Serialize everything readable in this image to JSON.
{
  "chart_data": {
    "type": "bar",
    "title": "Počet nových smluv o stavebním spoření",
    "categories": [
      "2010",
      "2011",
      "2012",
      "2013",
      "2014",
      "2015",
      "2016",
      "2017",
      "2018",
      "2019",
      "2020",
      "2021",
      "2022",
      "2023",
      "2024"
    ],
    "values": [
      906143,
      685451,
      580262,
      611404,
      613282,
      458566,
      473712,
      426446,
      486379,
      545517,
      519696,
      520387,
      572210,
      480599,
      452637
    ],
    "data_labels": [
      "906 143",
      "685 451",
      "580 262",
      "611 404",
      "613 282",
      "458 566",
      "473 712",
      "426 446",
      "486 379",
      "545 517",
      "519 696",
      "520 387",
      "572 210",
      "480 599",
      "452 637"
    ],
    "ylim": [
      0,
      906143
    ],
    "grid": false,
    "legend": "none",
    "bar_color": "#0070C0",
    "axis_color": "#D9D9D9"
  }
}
+--
■ WHAT THE TASK REQUIRES:
Extract all the entries word for word.

■ OUTPUT OF THE TASK:
Serialize everything readable in this image to JSON.
{
  "chart_data": {
    "type": "bar",
    "title": "Počet nových smluv o stavebním spoření",
    "categories": [
      "2010",
      "2011",
      "2012",
      "2013",
      "2014",
      "2015",
      "2016",
      "2017",
      "2018",
      "2019",
      "2020",
      "2021",
      "2022",
      "2023",
      "2024"
    ],
    "values": [
      906143,
      685451,
      580262,
      611404,
      613282,
      458566,
      473712,
      426446,
      486379,
      545517,
      519696,
      520387,
      572210,
      480599,
      452637
    ],
    "data_labels": [
      "906 143",
      "685 451",
      "580 262",
      "611 404",
      "613 282",
      "458 566",
      "473 712",
      "426 446",
      "486 379",
      "545 517",
      "519 696",
      "520 387",
      "572 210",
      "480 599",
      "452 637"
    ],
    "ylim": [
      0,
      906143
    ],
    "grid": false,
    "legend": "none",
    "bar_color": "#0070C0",
    "axis_color": "#D9D9D9"
  }
}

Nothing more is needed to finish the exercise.